**LISTED ENTRIES:**
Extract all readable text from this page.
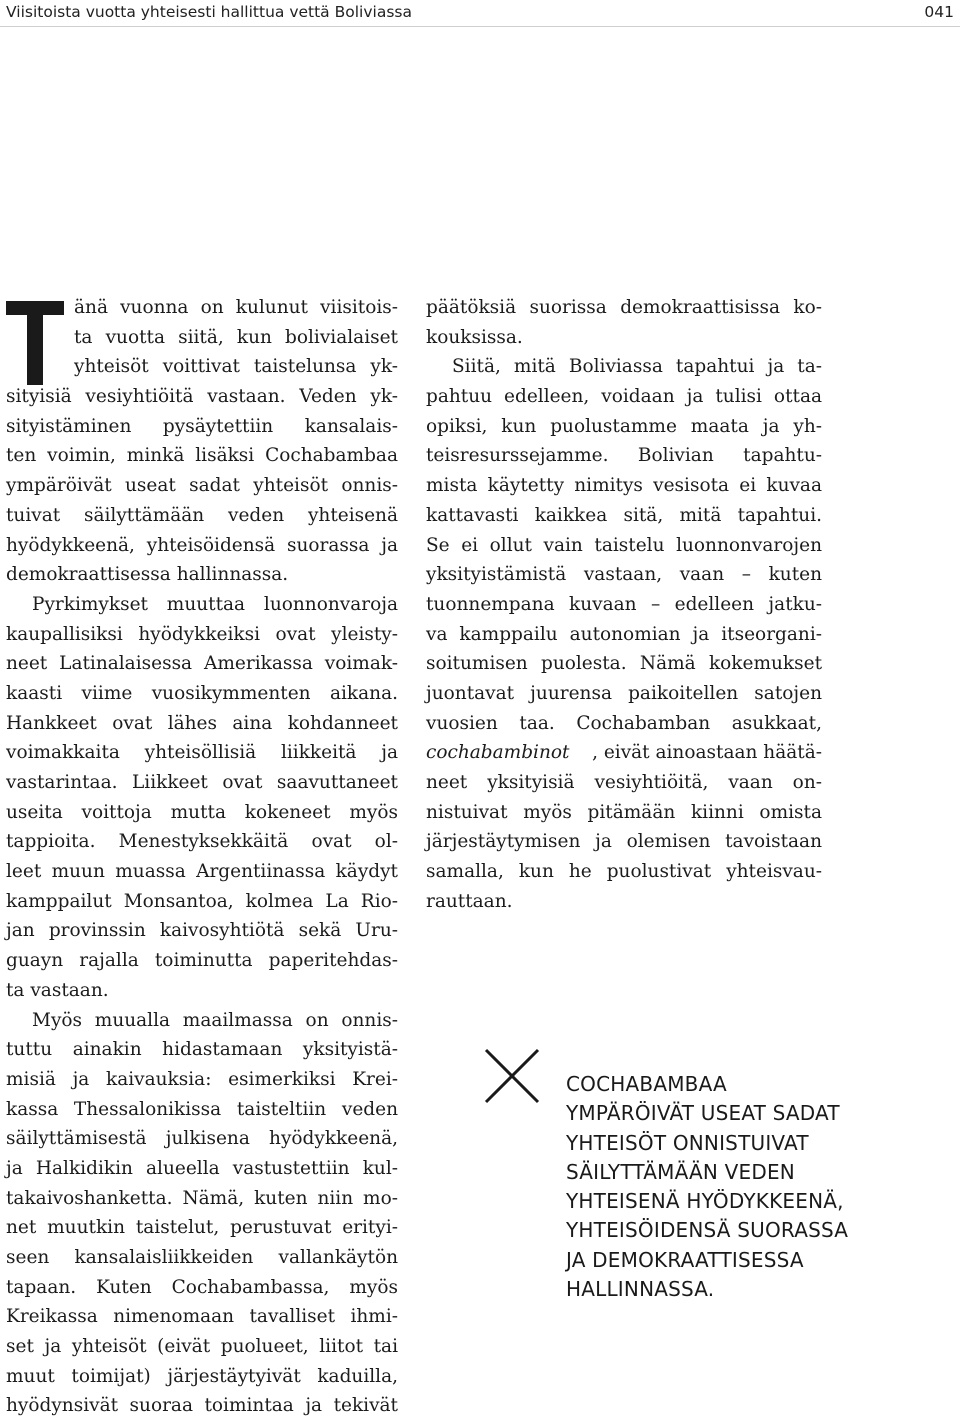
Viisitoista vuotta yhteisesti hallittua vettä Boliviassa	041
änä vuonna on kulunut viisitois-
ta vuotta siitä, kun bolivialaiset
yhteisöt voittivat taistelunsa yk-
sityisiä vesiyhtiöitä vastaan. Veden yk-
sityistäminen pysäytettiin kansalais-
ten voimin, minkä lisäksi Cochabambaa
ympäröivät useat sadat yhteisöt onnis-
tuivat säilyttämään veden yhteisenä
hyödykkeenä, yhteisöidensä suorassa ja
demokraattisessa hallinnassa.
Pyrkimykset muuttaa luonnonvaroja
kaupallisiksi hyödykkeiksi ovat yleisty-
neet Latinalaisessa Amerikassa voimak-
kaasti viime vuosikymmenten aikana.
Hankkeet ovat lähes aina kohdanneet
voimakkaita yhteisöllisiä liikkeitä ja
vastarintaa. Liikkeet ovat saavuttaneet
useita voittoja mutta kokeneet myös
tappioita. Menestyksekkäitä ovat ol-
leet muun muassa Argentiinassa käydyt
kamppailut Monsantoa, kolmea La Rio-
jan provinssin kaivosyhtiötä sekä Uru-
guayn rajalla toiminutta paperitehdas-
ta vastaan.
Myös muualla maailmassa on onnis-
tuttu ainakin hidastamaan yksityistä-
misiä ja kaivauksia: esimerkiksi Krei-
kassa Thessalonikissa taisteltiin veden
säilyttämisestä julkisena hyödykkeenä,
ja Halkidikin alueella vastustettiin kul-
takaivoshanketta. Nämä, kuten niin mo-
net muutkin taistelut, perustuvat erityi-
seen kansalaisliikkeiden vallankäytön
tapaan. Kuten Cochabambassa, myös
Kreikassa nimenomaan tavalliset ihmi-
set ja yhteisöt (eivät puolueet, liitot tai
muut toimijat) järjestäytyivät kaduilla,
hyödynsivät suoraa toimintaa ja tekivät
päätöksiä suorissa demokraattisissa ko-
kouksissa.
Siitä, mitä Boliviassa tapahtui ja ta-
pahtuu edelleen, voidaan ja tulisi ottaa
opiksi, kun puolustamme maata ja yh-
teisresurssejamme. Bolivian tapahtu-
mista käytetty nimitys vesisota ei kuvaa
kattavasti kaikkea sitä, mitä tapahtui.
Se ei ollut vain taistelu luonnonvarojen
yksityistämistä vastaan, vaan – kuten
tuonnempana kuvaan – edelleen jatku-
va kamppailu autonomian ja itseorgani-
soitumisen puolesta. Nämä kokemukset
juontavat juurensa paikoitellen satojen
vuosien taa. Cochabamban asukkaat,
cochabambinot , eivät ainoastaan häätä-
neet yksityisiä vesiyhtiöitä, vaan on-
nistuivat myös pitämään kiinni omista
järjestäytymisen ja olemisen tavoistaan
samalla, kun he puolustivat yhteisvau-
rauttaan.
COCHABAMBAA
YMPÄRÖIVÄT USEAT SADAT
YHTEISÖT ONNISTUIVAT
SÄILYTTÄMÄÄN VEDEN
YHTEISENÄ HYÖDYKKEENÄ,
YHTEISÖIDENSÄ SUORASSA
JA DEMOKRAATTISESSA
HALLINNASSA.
...
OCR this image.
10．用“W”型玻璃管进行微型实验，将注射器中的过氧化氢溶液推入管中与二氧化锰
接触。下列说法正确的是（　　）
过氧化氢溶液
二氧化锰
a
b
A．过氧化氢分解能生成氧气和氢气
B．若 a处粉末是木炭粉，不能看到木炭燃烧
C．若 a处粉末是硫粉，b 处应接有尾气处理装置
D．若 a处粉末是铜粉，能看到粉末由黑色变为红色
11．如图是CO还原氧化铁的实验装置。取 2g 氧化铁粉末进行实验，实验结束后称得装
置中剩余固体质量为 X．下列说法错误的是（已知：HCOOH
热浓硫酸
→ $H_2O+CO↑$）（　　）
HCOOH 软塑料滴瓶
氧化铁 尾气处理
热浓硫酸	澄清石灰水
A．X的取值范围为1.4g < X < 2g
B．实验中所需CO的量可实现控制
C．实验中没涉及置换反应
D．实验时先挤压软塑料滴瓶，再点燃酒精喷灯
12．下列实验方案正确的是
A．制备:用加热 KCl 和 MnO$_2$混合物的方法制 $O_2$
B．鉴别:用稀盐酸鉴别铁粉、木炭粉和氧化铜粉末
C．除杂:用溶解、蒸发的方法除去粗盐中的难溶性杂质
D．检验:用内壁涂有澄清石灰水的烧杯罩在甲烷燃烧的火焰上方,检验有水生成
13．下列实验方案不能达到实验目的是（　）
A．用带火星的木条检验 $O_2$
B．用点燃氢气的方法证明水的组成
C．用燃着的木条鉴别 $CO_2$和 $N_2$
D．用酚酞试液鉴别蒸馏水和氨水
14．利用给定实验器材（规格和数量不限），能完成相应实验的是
--
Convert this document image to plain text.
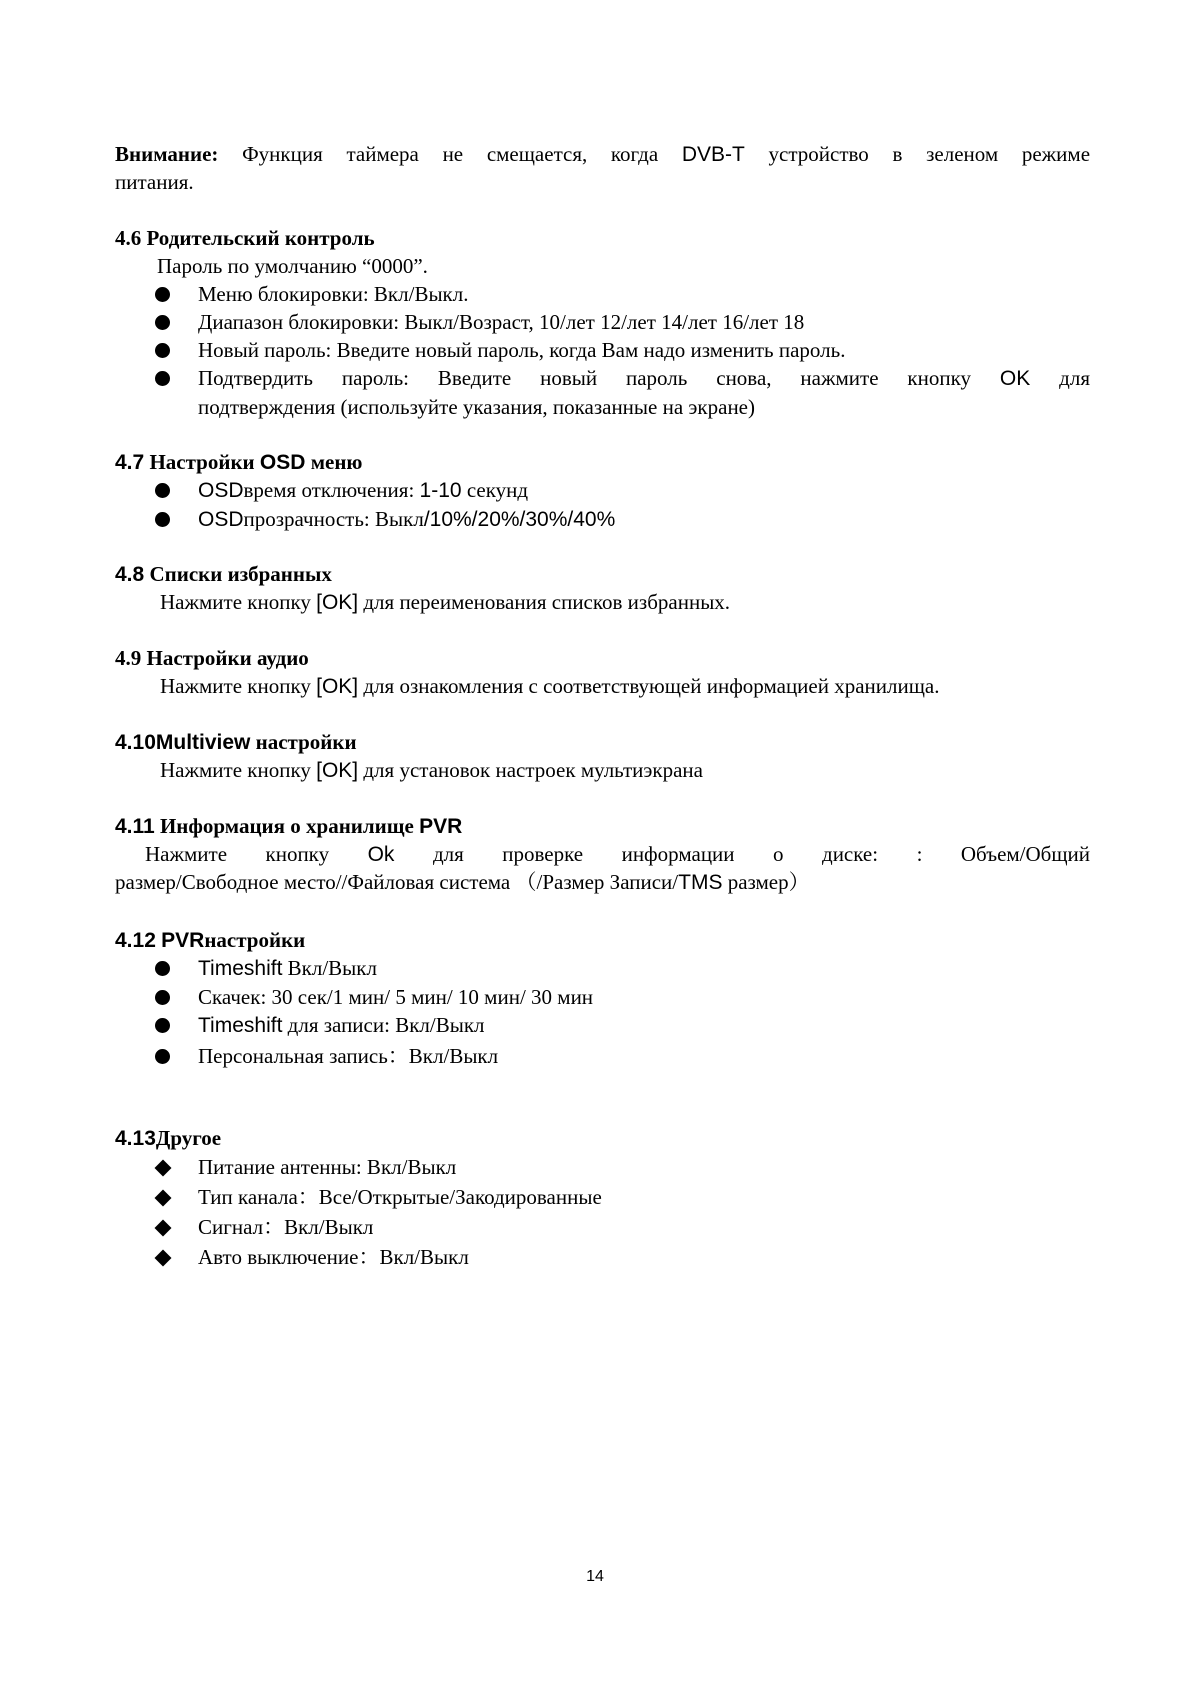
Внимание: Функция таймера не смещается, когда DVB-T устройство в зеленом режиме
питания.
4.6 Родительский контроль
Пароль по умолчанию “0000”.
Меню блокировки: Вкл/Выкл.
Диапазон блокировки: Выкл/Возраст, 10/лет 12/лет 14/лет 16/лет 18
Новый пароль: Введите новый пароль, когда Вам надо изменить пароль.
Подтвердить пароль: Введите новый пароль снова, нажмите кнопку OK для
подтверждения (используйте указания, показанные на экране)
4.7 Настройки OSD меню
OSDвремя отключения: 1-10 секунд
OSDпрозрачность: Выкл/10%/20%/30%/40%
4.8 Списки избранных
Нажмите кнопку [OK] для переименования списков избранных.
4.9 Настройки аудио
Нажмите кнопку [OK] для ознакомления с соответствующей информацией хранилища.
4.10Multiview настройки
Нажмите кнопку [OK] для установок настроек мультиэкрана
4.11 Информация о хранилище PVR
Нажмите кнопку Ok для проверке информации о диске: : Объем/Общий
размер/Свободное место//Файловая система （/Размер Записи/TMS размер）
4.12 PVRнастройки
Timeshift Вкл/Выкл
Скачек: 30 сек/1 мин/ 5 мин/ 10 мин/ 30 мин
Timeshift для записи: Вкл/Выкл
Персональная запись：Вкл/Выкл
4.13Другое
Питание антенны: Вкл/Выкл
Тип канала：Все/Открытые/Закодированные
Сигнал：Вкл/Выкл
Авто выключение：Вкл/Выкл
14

**EXERCISE BRIEF:** Look for "vastaan" and pull out every line that has it.

**SOLUTION FOR THIS TASK:**
sityisiä vesiyhtiöitä vastaan. Veden yk-
ta vastaan.
yksityistämistä vastaan, vaan – kuten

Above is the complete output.